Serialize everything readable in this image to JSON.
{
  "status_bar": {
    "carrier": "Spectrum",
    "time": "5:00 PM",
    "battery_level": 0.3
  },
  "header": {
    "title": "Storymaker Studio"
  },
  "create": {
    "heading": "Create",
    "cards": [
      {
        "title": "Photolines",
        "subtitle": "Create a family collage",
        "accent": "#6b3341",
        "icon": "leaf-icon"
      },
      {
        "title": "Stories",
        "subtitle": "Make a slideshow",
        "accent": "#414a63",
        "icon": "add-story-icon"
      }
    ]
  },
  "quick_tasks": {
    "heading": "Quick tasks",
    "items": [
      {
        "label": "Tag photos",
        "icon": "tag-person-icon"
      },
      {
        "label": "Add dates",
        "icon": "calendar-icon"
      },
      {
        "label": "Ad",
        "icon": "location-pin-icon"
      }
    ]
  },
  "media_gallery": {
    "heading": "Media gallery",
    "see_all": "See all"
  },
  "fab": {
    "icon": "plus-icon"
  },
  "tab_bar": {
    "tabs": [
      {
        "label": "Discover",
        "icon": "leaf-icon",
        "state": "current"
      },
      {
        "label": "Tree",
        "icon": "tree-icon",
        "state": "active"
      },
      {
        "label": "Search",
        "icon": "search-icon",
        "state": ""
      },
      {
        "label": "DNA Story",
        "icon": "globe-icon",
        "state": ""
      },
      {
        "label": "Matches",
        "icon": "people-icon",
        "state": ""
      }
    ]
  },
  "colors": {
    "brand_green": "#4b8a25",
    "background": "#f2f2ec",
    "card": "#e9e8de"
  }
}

> Task
Go through the data and gather every line that holds "heading".

> Answer to the problem
    "heading": "Create",
    "heading": "Quick tasks",
    "heading": "Media gallery",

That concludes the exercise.